++++ Record excerpts
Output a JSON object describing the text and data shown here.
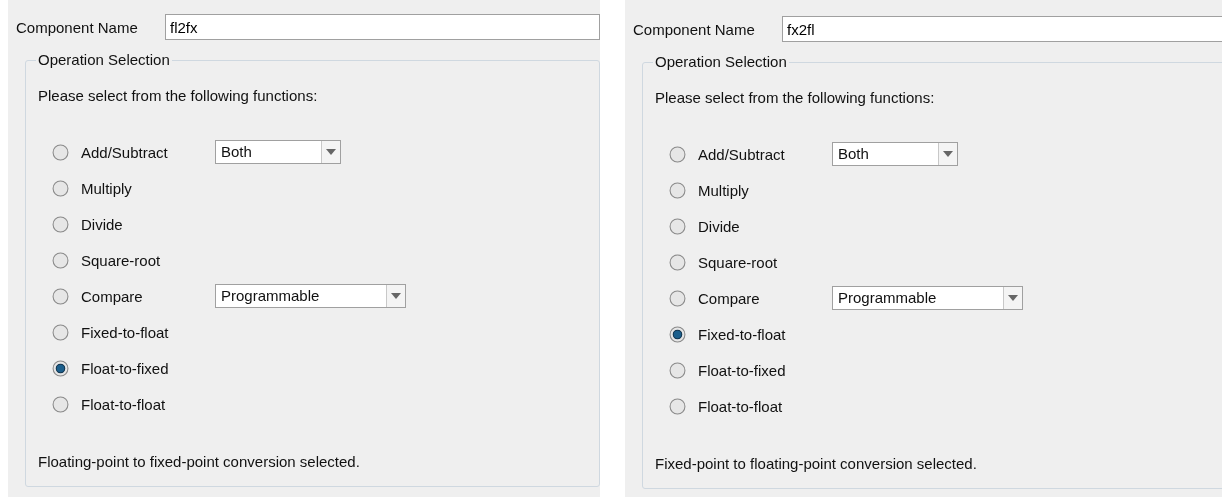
{
  "panels": [
    {
      "component_name": {
        "label": "Component Name",
        "value": "fl2fx"
      },
      "operation_selection": {
        "title": "Operation Selection",
        "prompt": "Please select from the following functions:",
        "operations": [
          {
            "label": "Add/Subtract",
            "selected": false,
            "dropdown": "Both",
            "kind": "short"
          },
          {
            "label": "Multiply",
            "selected": false
          },
          {
            "label": "Divide",
            "selected": false
          },
          {
            "label": "Square-root",
            "selected": false
          },
          {
            "label": "Compare",
            "selected": false,
            "dropdown": "Programmable",
            "kind": "long"
          },
          {
            "label": "Fixed-to-float",
            "selected": false
          },
          {
            "label": "Float-to-fixed",
            "selected": true
          },
          {
            "label": "Float-to-float",
            "selected": false
          }
        ],
        "status": "Floating-point to fixed-point conversion selected."
      }
    },
    {
      "component_name": {
        "label": "Component Name",
        "value": "fx2fl"
      },
      "operation_selection": {
        "title": "Operation Selection",
        "prompt": "Please select from the following functions:",
        "operations": [
          {
            "label": "Add/Subtract",
            "selected": false,
            "dropdown": "Both",
            "kind": "short"
          },
          {
            "label": "Multiply",
            "selected": false
          },
          {
            "label": "Divide",
            "selected": false
          },
          {
            "label": "Square-root",
            "selected": false
          },
          {
            "label": "Compare",
            "selected": false,
            "dropdown": "Programmable",
            "kind": "long"
          },
          {
            "label": "Fixed-to-float",
            "selected": true
          },
          {
            "label": "Float-to-fixed",
            "selected": false
          },
          {
            "label": "Float-to-float",
            "selected": false
          }
        ],
        "status": "Fixed-point to floating-point conversion selected."
      }
    }
  ]
}
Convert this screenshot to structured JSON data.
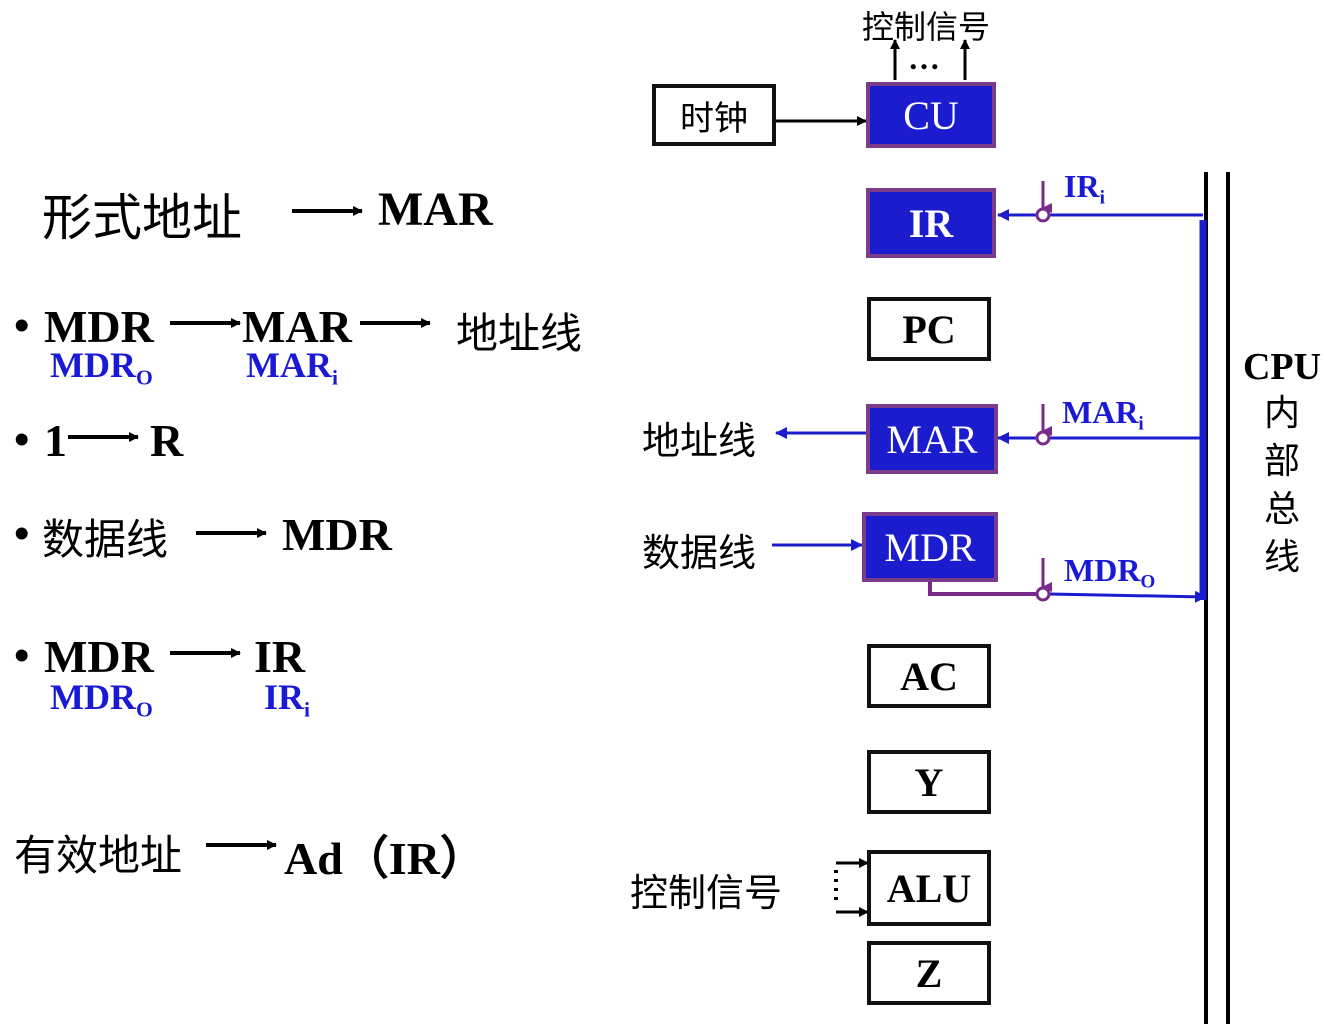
{
  "left": {
    "line1": {
      "lhs": "形式地址",
      "rhs": "MAR"
    },
    "line2": {
      "bullet": "•",
      "a": "MDR",
      "b": "MAR",
      "c": "地址线",
      "sig_a": "MDR",
      "sig_a_sub": "O",
      "sig_b": "MAR",
      "sig_b_sub": "i"
    },
    "line3": {
      "bullet": "•",
      "a": "1",
      "b": "R"
    },
    "line4": {
      "bullet": "•",
      "a": "数据线",
      "b": "MDR"
    },
    "line5": {
      "bullet": "•",
      "a": "MDR",
      "b": "IR",
      "sig_a": "MDR",
      "sig_a_sub": "O",
      "sig_b": "IR",
      "sig_b_sub": "i"
    },
    "line6": {
      "lhs": "有效地址",
      "rhs": "Ad（IR）"
    }
  },
  "diagram": {
    "top_control": "控制信号",
    "dots": "…",
    "clock": "时钟",
    "cu": "CU",
    "ir": "IR",
    "pc": "PC",
    "mar": "MAR",
    "mdr": "MDR",
    "ac": "AC",
    "y": "Y",
    "alu": "ALU",
    "z": "Z",
    "addr_line": "地址线",
    "data_line": "数据线",
    "alu_control": "控制信号",
    "sig_ir": "IR",
    "sig_ir_sub": "i",
    "sig_mar": "MAR",
    "sig_mar_sub": "i",
    "sig_mdr": "MDR",
    "sig_mdr_sub": "O",
    "bus_label": [
      "CPU",
      "内",
      "部",
      "总",
      "线"
    ]
  },
  "colors": {
    "blue": "#1c1ccf",
    "purple": "#7a2a8a",
    "signal_text": "#1a1ad6"
  }
}
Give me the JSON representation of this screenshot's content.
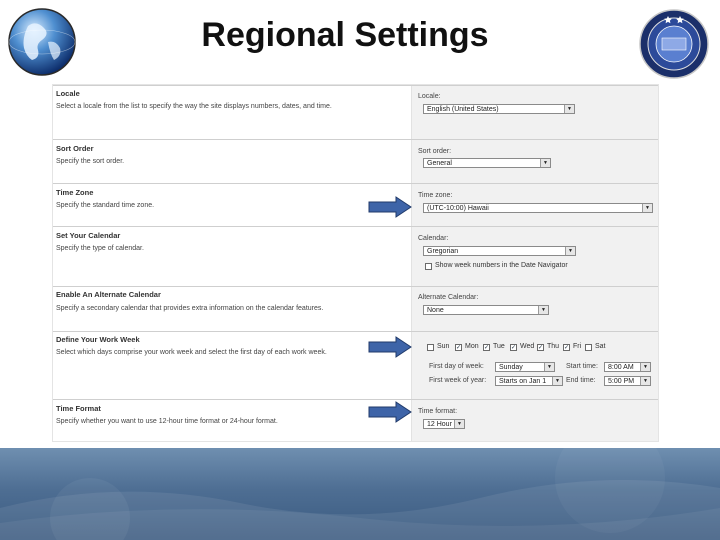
{
  "slide": {
    "title": "Regional Settings"
  },
  "sections": {
    "locale": {
      "title": "Locale",
      "description": "Select a locale from the list to specify the way the site displays numbers, dates, and time.",
      "field_label": "Locale:",
      "value": "English (United States)"
    },
    "sort_order": {
      "title": "Sort Order",
      "description": "Specify the sort order.",
      "field_label": "Sort order:",
      "value": "General"
    },
    "time_zone": {
      "title": "Time Zone",
      "description": "Specify the standard time zone.",
      "field_label": "Time zone:",
      "value": "(UTC-10:00) Hawaii"
    },
    "calendar": {
      "title": "Set Your Calendar",
      "description": "Specify the type of calendar.",
      "field_label": "Calendar:",
      "value": "Gregorian",
      "week_numbers_label": "Show week numbers in the Date Navigator",
      "week_numbers_checked": false
    },
    "alt_calendar": {
      "title": "Enable An Alternate Calendar",
      "description": "Specify a secondary calendar that provides extra information on the calendar features.",
      "field_label": "Alternate Calendar:",
      "value": "None"
    },
    "work_week": {
      "title": "Define Your Work Week",
      "description": "Select which days comprise your work week and select the first day of each work week.",
      "days": [
        {
          "label": "Sun",
          "checked": false
        },
        {
          "label": "Mon",
          "checked": true
        },
        {
          "label": "Tue",
          "checked": true
        },
        {
          "label": "Wed",
          "checked": true
        },
        {
          "label": "Thu",
          "checked": true
        },
        {
          "label": "Fri",
          "checked": true
        },
        {
          "label": "Sat",
          "checked": false
        }
      ],
      "first_day_label": "First day of week:",
      "first_day_value": "Sunday",
      "first_week_label": "First week of year:",
      "first_week_value": "Starts on Jan 1",
      "start_time_label": "Start time:",
      "start_time_value": "8:00 AM",
      "end_time_label": "End time:",
      "end_time_value": "5:00 PM"
    },
    "time_format": {
      "title": "Time Format",
      "description": "Specify whether you want to use 12-hour time format or 24-hour format.",
      "field_label": "Time format:",
      "value": "12 Hour"
    }
  },
  "colors": {
    "arrow_fill": "#3e64a8",
    "arrow_stroke": "#203a6a",
    "footer": "#4e6e93",
    "panel_bg": "#f1f1f1"
  },
  "icons": {
    "globe": "globe-logo-icon",
    "seal": "seal-logo-icon",
    "dropdown": "chevron-down-icon",
    "checkbox": "checkbox-icon",
    "arrow": "arrow-right-icon"
  }
}
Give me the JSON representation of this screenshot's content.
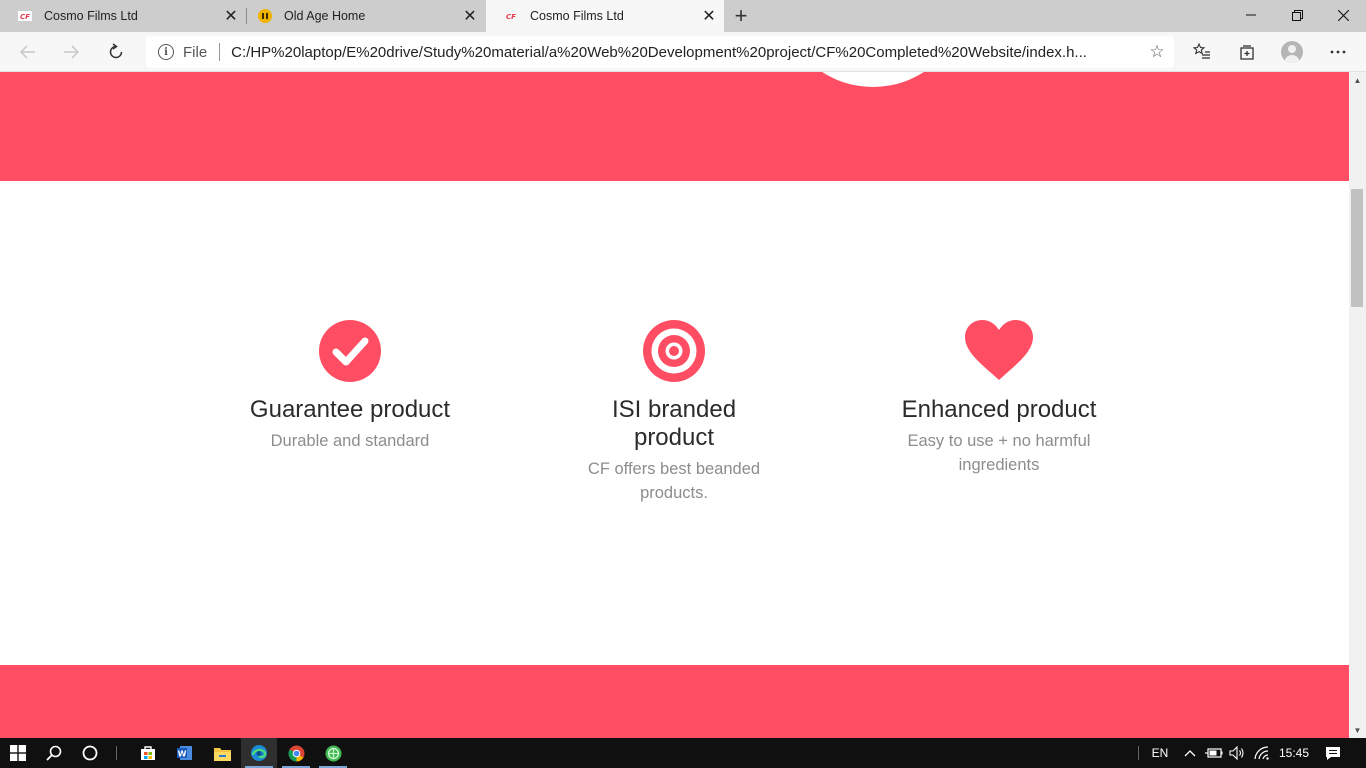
++++++++
* Given task *
Go back to the records above and write them out exactly, without the pictures.

* Solution to the exercise *
Output a JSON object describing the text and data shown here.
{
  "panels": [
    {
      "component_name": {
        "label": "Component Name",
        "value": "fl2fx"
      },
      "operation_selection": {
        "title": "Operation Selection",
        "prompt": "Please select from the following functions:",
        "operations": [
          {
            "label": "Add/Subtract",
            "selected": false,
            "dropdown": "Both",
            "kind": "short"
          },
          {
            "label": "Multiply",
            "selected": false
          },
          {
            "label": "Divide",
            "selected": false
          },
          {
            "label": "Square-root",
            "selected": false
          },
          {
            "label": "Compare",
            "selected": false,
            "dropdown": "Programmable",
            "kind": "long"
          },
          {
            "label": "Fixed-to-float",
            "selected": false
          },
          {
            "label": "Float-to-fixed",
            "selected": true
          },
          {
            "label": "Float-to-float",
            "selected": false
          }
        ],
        "status": "Floating-point to fixed-point conversion selected."
      }
    },
    {
      "component_name": {
        "label": "Component Name",
        "value": "fx2fl"
      },
      "operation_selection": {
        "title": "Operation Selection",
        "prompt": "Please select from the following functions:",
        "operations": [
          {
            "label": "Add/Subtract",
            "selected": false,
            "dropdown": "Both",
            "kind": "short"
          },
          {
            "label": "Multiply",
            "selected": false
          },
          {
            "label": "Divide",
            "selected": false
          },
          {
            "label": "Square-root",
            "selected": false
          },
          {
            "label": "Compare",
            "selected": false,
            "dropdown": "Programmable",
            "kind": "long"
          },
          {
            "label": "Fixed-to-float",
            "selected": true
          },
          {
            "label": "Float-to-fixed",
            "selected": false
          },
          {
            "label": "Float-to-float",
            "selected": false
          }
        ],
        "status": "Fixed-point to floating-point conversion selected."
      }
    }
  ]
}
Convert this screenshot to structured JSON data.
{
  "left": {
    "line1": {
      "lhs": "形式地址",
      "rhs": "MAR"
    },
    "line2": {
      "bullet": "•",
      "a": "MDR",
      "b": "MAR",
      "c": "地址线",
      "sig_a": "MDR",
      "sig_a_sub": "O",
      "sig_b": "MAR",
      "sig_b_sub": "i"
    },
    "line3": {
      "bullet": "•",
      "a": "1",
      "b": "R"
    },
    "line4": {
      "bullet": "•",
      "a": "数据线",
      "b": "MDR"
    },
    "line5": {
      "bullet": "•",
      "a": "MDR",
      "b": "IR",
      "sig_a": "MDR",
      "sig_a_sub": "O",
      "sig_b": "IR",
      "sig_b_sub": "i"
    },
    "line6": {
      "lhs": "有效地址",
      "rhs": "Ad（IR）"
    }
  },
  "diagram": {
    "top_control": "控制信号",
    "dots": "…",
    "clock": "时钟",
    "cu": "CU",
    "ir": "IR",
    "pc": "PC",
    "mar": "MAR",
    "mdr": "MDR",
    "ac": "AC",
    "y": "Y",
    "alu": "ALU",
    "z": "Z",
    "addr_line": "地址线",
    "data_line": "数据线",
    "alu_control": "控制信号",
    "sig_ir": "IR",
    "sig_ir_sub": "i",
    "sig_mar": "MAR",
    "sig_mar_sub": "i",
    "sig_mdr": "MDR",
    "sig_mdr_sub": "O",
    "bus_label": [
      "CPU",
      "内",
      "部",
      "总",
      "线"
    ]
  },
  "colors": {
    "blue": "#1c1ccf",
    "purple": "#7a2a8a",
    "signal_text": "#1a1ad6"
  }
}
Give me the JSON representation of this screenshot's content.
{
  "slide": {
    "title": "Regional Settings"
  },
  "sections": {
    "locale": {
      "title": "Locale",
      "description": "Select a locale from the list to specify the way the site displays numbers, dates, and time.",
      "field_label": "Locale:",
      "value": "English (United States)"
    },
    "sort_order": {
      "title": "Sort Order",
      "description": "Specify the sort order.",
      "field_label": "Sort order:",
      "value": "General"
    },
    "time_zone": {
      "title": "Time Zone",
      "description": "Specify the standard time zone.",
      "field_label": "Time zone:",
      "value": "(UTC-10:00) Hawaii"
    },
    "calendar": {
      "title": "Set Your Calendar",
      "description": "Specify the type of calendar.",
      "field_label": "Calendar:",
      "value": "Gregorian",
      "week_numbers_label": "Show week numbers in the Date Navigator",
      "week_numbers_checked": false
    },
    "alt_calendar": {
      "title": "Enable An Alternate Calendar",
      "description": "Specify a secondary calendar that provides extra information on the calendar features.",
      "field_label": "Alternate Calendar:",
      "value": "None"
    },
    "work_week": {
      "title": "Define Your Work Week",
      "description": "Select which days comprise your work week and select the first day of each work week.",
      "days": [
        {
          "label": "Sun",
          "checked": false
        },
        {
          "label": "Mon",
          "checked": true
        },
        {
          "label": "Tue",
          "checked": true
        },
        {
          "label": "Wed",
          "checked": true
        },
        {
          "label": "Thu",
          "checked": true
        },
        {
          "label": "Fri",
          "checked": true
        },
        {
          "label": "Sat",
          "checked": false
        }
      ],
      "first_day_label": "First day of week:",
      "first_day_value": "Sunday",
      "first_week_label": "First week of year:",
      "first_week_value": "Starts on Jan 1",
      "start_time_label": "Start time:",
      "start_time_value": "8:00 AM",
      "end_time_label": "End time:",
      "end_time_value": "5:00 PM"
    },
    "time_format": {
      "title": "Time Format",
      "description": "Specify whether you want to use 12-hour time format or 24-hour format.",
      "field_label": "Time format:",
      "value": "12 Hour"
    }
  },
  "colors": {
    "arrow_fill": "#3e64a8",
    "arrow_stroke": "#203a6a",
    "footer": "#4e6e93",
    "panel_bg": "#f1f1f1"
  },
  "icons": {
    "globe": "globe-logo-icon",
    "seal": "seal-logo-icon",
    "dropdown": "chevron-down-icon",
    "checkbox": "checkbox-icon",
    "arrow": "arrow-right-icon"
  }
}
Give me the JSON representation of this screenshot's content.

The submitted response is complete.